• Problem statement: Reproduce each line bearing the word "Cooke".

====== Material for this exercise

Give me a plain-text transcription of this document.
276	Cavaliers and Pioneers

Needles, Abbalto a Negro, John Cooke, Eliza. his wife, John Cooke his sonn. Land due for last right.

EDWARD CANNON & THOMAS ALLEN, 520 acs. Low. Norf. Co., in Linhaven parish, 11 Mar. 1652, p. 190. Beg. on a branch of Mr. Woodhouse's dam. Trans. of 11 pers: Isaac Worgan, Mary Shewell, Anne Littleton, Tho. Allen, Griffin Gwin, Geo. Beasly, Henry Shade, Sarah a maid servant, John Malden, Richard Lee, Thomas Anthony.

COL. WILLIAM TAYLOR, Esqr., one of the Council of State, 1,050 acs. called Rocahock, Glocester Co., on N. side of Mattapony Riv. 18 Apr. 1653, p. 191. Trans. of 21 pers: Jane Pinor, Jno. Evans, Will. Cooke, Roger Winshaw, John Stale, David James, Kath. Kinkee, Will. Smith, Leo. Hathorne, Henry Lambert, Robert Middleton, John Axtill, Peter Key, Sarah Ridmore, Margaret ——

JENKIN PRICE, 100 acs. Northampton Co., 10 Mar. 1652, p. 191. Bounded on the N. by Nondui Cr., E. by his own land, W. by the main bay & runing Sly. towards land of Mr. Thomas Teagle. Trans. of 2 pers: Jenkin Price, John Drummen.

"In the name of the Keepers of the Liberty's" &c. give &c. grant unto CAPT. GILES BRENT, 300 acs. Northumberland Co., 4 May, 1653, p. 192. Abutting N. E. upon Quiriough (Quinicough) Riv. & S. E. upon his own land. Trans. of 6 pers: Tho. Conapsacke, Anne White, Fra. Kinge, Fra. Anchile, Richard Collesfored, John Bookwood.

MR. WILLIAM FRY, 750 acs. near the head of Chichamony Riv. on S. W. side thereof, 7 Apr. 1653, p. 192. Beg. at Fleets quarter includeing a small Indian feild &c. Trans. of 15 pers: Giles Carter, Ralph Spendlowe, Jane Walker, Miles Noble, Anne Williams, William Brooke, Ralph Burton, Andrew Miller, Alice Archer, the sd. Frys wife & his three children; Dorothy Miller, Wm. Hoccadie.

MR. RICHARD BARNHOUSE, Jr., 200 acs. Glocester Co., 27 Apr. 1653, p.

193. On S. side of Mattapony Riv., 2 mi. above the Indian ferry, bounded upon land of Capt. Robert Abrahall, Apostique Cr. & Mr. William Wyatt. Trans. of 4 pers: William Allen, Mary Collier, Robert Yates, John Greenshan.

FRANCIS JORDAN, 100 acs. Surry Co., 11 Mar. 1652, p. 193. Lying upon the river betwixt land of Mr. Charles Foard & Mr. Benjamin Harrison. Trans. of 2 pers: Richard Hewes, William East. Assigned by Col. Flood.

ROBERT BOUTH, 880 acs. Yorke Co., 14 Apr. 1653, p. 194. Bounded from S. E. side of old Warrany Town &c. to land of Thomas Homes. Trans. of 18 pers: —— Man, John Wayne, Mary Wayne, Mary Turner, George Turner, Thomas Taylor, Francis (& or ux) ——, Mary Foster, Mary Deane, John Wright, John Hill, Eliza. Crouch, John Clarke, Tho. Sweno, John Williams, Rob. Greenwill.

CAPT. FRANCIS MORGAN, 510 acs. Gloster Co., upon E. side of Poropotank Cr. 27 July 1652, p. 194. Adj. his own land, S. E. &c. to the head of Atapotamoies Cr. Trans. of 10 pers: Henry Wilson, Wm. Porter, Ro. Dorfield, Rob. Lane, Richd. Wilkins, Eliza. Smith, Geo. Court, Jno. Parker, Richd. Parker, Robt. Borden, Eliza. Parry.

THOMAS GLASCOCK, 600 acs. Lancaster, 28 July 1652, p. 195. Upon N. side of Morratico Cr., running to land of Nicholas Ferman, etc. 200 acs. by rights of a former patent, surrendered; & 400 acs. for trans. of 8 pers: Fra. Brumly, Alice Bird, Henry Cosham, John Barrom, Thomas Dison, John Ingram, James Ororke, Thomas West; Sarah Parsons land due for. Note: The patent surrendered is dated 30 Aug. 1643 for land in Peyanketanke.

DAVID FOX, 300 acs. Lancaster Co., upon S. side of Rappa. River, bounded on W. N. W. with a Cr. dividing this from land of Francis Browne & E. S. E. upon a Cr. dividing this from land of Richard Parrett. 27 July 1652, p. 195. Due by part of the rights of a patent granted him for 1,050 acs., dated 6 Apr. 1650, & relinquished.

============

• Task solution:
Needles, Abbalto a Negro, John Cooke, Eliza. his wife, John Cooke his sonn. Land due for last right.
COL. WILLIAM TAYLOR, Esqr., one of the Council of State, 1,050 acs. called Rocahock, Glocester Co., on N. side of Mattapony Riv. 18 Apr. 1653, p. 191. Trans. of 21 pers: Jane Pinor, Jno. Evans, Will. Cooke, Roger Winshaw, John Stale, David James, Kath. Kinkee, Will. Smith, Leo. Hathorne, Henry Lambert, Robert Middleton, John Axtill, Peter Key, Sarah Ridmore, Margaret ——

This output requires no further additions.